§ **GOAL OF THE EXERCISE**:
Reproduce the lines below as a numbered list, omitting any blank lines.
── RAW RECORDS
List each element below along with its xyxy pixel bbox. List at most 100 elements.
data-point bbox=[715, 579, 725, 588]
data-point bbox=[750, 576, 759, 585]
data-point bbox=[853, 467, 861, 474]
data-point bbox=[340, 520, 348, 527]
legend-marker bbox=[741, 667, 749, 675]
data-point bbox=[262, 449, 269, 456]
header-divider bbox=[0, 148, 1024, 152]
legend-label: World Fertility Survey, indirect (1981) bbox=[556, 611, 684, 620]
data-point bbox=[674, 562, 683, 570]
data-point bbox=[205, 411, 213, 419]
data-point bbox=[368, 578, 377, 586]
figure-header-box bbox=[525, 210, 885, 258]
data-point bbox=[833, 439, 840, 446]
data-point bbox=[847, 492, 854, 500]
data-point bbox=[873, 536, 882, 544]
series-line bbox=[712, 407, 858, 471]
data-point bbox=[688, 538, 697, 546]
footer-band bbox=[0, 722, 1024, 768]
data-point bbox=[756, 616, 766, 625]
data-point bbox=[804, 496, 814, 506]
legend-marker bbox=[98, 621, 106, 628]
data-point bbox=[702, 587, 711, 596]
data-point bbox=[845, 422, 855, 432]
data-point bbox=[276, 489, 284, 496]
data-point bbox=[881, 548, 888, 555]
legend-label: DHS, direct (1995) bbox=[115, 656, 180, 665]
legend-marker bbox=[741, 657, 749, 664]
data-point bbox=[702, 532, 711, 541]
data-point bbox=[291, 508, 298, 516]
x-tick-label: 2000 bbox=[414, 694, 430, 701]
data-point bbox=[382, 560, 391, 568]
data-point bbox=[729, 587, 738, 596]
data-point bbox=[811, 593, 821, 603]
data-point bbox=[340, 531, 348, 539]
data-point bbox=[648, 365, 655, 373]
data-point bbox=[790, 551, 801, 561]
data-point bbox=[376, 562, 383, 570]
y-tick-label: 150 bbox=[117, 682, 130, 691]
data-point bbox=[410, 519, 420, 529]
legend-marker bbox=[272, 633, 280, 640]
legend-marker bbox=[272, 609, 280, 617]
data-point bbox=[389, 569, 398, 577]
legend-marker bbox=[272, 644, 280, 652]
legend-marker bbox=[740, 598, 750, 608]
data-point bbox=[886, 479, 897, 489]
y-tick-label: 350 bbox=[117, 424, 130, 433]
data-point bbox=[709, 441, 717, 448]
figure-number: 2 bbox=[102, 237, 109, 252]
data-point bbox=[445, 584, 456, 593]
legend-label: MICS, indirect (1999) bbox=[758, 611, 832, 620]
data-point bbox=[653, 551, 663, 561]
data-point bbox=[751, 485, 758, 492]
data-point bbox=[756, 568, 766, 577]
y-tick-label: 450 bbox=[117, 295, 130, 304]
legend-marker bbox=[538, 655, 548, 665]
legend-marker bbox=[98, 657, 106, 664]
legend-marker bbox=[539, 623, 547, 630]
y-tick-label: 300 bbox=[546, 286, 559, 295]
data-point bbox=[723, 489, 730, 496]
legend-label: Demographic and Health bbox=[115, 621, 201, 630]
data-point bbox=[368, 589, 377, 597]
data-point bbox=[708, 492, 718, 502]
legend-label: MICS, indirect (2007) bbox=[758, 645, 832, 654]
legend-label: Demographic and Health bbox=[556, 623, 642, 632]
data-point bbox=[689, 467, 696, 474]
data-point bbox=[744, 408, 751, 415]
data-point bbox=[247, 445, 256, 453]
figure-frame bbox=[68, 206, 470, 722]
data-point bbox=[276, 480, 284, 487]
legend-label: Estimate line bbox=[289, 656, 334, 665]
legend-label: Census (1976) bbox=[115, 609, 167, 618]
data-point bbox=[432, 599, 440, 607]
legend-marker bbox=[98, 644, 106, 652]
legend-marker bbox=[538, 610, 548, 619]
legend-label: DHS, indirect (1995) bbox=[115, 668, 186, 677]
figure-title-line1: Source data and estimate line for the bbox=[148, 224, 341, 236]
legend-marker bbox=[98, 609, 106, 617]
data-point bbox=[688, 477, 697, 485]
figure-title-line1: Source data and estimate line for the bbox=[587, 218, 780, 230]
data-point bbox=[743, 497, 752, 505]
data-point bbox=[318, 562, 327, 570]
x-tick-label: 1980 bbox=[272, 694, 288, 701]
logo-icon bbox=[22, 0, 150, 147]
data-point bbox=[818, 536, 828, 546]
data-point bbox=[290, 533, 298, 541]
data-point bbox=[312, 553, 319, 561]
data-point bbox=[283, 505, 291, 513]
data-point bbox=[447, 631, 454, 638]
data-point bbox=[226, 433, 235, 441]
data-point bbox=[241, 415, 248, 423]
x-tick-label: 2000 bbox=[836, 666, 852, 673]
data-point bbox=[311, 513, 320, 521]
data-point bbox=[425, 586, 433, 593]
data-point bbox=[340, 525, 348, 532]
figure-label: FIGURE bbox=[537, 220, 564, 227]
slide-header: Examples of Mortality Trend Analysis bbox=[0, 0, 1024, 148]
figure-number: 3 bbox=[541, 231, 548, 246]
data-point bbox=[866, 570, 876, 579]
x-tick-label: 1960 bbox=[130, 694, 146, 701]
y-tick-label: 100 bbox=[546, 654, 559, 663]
────
§ **SOLVED EXERCISE**:
1. List each element below along with its xyxy pixel bbox. List at most 100 elements.
2. data-point bbox=[715, 579, 725, 588]
3. data-point bbox=[750, 576, 759, 585]
4. data-point bbox=[853, 467, 861, 474]
5. data-point bbox=[340, 520, 348, 527]
6. legend-marker bbox=[741, 667, 749, 675]
7. data-point bbox=[262, 449, 269, 456]
8. header-divider bbox=[0, 148, 1024, 152]
9. legend-label: World Fertility Survey, indirect (1981) bbox=[556, 611, 684, 620]
10. data-point bbox=[674, 562, 683, 570]
11. data-point bbox=[205, 411, 213, 419]
12. data-point bbox=[368, 578, 377, 586]
13. figure-header-box bbox=[525, 210, 885, 258]
14. data-point bbox=[833, 439, 840, 446]
15. data-point bbox=[847, 492, 854, 500]
16. data-point bbox=[873, 536, 882, 544]
17. series-line bbox=[712, 407, 858, 471]
18. data-point bbox=[688, 538, 697, 546]
19. footer-band bbox=[0, 722, 1024, 768]
20. data-point bbox=[756, 616, 766, 625]
21. data-point bbox=[804, 496, 814, 506]
22. legend-marker bbox=[98, 621, 106, 628]
23. data-point bbox=[702, 587, 711, 596]
24. data-point bbox=[845, 422, 855, 432]
25. data-point bbox=[276, 489, 284, 496]
26. data-point bbox=[881, 548, 888, 555]
27. legend-label: DHS, direct (1995) bbox=[115, 656, 180, 665]
28. legend-marker bbox=[741, 657, 749, 664]
29. data-point bbox=[702, 532, 711, 541]
30. data-point bbox=[291, 508, 298, 516]
31. x-tick-label: 2000 bbox=[414, 694, 430, 701]
32. data-point bbox=[382, 560, 391, 568]
33. data-point bbox=[729, 587, 738, 596]
34. data-point bbox=[811, 593, 821, 603]
35. data-point bbox=[340, 531, 348, 539]
36. data-point bbox=[648, 365, 655, 373]
37. data-point bbox=[790, 551, 801, 561]
38. data-point bbox=[376, 562, 383, 570]
39. y-tick-label: 150 bbox=[117, 682, 130, 691]
40. data-point bbox=[410, 519, 420, 529]
41. legend-marker bbox=[272, 633, 280, 640]
42. legend-marker bbox=[272, 609, 280, 617]
43. data-point bbox=[389, 569, 398, 577]
44. legend-marker bbox=[272, 644, 280, 652]
45. legend-marker bbox=[740, 598, 750, 608]
46. data-point bbox=[886, 479, 897, 489]
47. y-tick-label: 350 bbox=[117, 424, 130, 433]
48. data-point bbox=[709, 441, 717, 448]
49. figure-number: 2 bbox=[102, 237, 109, 252]
50. data-point bbox=[445, 584, 456, 593]
51. legend-label: MICS, indirect (1999) bbox=[758, 611, 832, 620]
52. data-point bbox=[653, 551, 663, 561]
53. data-point bbox=[751, 485, 758, 492]
54. data-point bbox=[756, 568, 766, 577]
55. y-tick-label: 450 bbox=[117, 295, 130, 304]
56. legend-marker bbox=[538, 655, 548, 665]
57. legend-marker bbox=[98, 657, 106, 664]
58. legend-marker bbox=[539, 623, 547, 630]
59. y-tick-label: 300 bbox=[546, 286, 559, 295]
60. data-point bbox=[723, 489, 730, 496]
61. legend-label: Demographic and Health bbox=[115, 621, 201, 630]
62. data-point bbox=[368, 589, 377, 597]
63. data-point bbox=[708, 492, 718, 502]
64. legend-label: MICS, indirect (2007) bbox=[758, 645, 832, 654]
65. legend-label: Demographic and Health bbox=[556, 623, 642, 632]
66. data-point bbox=[689, 467, 696, 474]
67. data-point bbox=[744, 408, 751, 415]
68. data-point bbox=[247, 445, 256, 453]
69. figure-frame bbox=[68, 206, 470, 722]
70. data-point bbox=[276, 480, 284, 487]
71. legend-label: Estimate line bbox=[289, 656, 334, 665]
72. legend-label: Census (1976) bbox=[115, 609, 167, 618]
73. data-point bbox=[432, 599, 440, 607]
74. legend-marker bbox=[98, 644, 106, 652]
75. legend-marker bbox=[538, 610, 548, 619]
76. legend-label: DHS, indirect (1995) bbox=[115, 668, 186, 677]
77. figure-title-line1: Source data and estimate line for the bbox=[148, 224, 341, 236]
78. legend-marker bbox=[98, 609, 106, 617]
79. data-point bbox=[688, 477, 697, 485]
80. figure-title-line1: Source data and estimate line for the bbox=[587, 218, 780, 230]
81. data-point bbox=[743, 497, 752, 505]
82. data-point bbox=[318, 562, 327, 570]
83. x-tick-label: 1980 bbox=[272, 694, 288, 701]
84. logo-icon bbox=[22, 0, 150, 147]
85. data-point bbox=[818, 536, 828, 546]
86. data-point bbox=[290, 533, 298, 541]
87. data-point bbox=[312, 553, 319, 561]
88. data-point bbox=[283, 505, 291, 513]
89. data-point bbox=[447, 631, 454, 638]
90. data-point bbox=[226, 433, 235, 441]
91. data-point bbox=[241, 415, 248, 423]
92. x-tick-label: 2000 bbox=[836, 666, 852, 673]
93. data-point bbox=[311, 513, 320, 521]
94. data-point bbox=[425, 586, 433, 593]
95. data-point bbox=[340, 525, 348, 532]
96. figure-label: FIGURE bbox=[537, 220, 564, 227]
97. slide-header: Examples of Mortality Trend Analysis bbox=[0, 0, 1024, 148]
98. figure-number: 3 bbox=[541, 231, 548, 246]
99. data-point bbox=[866, 570, 876, 579]
100. x-tick-label: 1960 bbox=[130, 694, 146, 701]
101. y-tick-label: 100 bbox=[546, 654, 559, 663]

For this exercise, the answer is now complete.